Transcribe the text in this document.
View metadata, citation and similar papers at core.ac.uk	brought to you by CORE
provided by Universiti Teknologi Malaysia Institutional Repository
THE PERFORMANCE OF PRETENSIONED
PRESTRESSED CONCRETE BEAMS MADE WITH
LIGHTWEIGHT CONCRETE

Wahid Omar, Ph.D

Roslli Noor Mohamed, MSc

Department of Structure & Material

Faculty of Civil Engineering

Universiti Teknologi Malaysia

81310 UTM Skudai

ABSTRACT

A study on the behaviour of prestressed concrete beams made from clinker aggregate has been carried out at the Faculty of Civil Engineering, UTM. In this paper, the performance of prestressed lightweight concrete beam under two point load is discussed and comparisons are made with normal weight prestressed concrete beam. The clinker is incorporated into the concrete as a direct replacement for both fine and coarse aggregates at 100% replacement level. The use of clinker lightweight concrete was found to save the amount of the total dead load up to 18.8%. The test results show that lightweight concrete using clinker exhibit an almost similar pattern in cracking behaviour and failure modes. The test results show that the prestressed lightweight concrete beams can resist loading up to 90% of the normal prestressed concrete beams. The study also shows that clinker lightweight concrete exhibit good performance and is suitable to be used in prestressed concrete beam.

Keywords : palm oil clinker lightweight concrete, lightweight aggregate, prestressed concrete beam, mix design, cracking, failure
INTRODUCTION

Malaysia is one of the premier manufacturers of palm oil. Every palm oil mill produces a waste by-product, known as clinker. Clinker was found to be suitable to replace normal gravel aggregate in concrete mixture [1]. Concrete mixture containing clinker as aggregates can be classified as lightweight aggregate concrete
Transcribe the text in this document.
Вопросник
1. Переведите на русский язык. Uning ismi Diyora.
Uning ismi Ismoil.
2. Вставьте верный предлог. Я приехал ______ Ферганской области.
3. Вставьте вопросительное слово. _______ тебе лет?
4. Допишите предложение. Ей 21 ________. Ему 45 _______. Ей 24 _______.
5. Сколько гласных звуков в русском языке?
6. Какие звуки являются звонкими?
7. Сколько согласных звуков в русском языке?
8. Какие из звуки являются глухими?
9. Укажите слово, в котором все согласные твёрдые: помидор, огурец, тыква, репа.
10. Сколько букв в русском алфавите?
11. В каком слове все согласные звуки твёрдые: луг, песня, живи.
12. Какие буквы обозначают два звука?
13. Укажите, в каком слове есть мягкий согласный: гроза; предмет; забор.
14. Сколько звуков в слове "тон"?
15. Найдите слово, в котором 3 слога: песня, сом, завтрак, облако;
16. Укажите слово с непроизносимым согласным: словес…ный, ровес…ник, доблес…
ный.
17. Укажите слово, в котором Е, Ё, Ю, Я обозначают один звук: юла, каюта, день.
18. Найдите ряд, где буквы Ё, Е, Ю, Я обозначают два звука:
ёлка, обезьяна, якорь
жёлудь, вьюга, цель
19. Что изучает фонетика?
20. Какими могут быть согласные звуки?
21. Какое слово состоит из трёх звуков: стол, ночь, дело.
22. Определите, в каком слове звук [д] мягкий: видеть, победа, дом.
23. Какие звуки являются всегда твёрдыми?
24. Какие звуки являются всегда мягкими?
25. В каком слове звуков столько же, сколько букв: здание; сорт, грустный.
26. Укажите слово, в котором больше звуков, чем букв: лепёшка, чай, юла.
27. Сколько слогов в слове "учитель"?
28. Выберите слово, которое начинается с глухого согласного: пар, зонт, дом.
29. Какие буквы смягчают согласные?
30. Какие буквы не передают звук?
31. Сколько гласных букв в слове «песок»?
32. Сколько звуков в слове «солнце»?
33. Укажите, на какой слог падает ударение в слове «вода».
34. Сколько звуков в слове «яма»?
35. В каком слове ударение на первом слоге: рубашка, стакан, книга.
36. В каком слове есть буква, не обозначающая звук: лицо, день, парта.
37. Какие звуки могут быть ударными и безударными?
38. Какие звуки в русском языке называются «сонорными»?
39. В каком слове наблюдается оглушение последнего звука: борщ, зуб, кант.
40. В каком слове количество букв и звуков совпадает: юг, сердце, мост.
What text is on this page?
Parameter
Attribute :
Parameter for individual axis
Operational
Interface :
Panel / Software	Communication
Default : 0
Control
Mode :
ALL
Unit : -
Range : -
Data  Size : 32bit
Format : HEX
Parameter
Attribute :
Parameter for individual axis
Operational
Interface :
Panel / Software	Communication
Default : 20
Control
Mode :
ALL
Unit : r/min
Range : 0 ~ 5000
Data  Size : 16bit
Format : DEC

.....

** Exercise goal **
Say, as a single number and nothing more, how many lines of the entries contain the word "Какие".

** Response below **
9